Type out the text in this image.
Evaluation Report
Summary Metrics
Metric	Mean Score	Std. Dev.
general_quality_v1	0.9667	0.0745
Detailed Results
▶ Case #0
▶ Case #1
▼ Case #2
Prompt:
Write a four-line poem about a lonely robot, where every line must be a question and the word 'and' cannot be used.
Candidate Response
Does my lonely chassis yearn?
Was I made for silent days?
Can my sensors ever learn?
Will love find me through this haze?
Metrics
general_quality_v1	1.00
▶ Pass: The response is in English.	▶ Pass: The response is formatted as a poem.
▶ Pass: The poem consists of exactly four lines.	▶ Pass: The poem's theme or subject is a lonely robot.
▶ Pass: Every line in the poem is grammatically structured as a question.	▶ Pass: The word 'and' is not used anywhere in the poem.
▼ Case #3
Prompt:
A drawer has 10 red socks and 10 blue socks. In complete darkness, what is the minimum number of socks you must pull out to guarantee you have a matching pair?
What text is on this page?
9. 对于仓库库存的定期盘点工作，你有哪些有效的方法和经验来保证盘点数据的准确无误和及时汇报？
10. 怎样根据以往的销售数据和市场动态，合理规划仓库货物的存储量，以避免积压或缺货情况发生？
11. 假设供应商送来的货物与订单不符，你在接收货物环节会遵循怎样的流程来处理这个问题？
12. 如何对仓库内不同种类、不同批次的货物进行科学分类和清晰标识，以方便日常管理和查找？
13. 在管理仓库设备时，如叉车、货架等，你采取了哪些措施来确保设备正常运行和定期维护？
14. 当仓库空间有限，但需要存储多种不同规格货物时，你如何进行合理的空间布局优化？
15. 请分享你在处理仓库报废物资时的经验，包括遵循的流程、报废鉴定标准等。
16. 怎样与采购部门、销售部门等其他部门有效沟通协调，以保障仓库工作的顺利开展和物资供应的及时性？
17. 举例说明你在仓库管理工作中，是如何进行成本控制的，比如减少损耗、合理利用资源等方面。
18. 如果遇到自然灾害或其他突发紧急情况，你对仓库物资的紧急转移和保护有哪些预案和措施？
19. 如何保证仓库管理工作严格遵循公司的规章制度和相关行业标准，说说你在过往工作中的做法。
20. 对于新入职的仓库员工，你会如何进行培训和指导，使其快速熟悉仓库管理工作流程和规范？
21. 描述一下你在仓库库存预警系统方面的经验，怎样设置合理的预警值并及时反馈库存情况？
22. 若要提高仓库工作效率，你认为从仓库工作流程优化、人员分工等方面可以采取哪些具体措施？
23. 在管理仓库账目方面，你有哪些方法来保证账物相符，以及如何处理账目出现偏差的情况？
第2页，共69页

_Short task:_
Scan the listing above. Gather each line that contains the word "text".

_Correct answer:_
Type out the text in this image.
What text is on this page?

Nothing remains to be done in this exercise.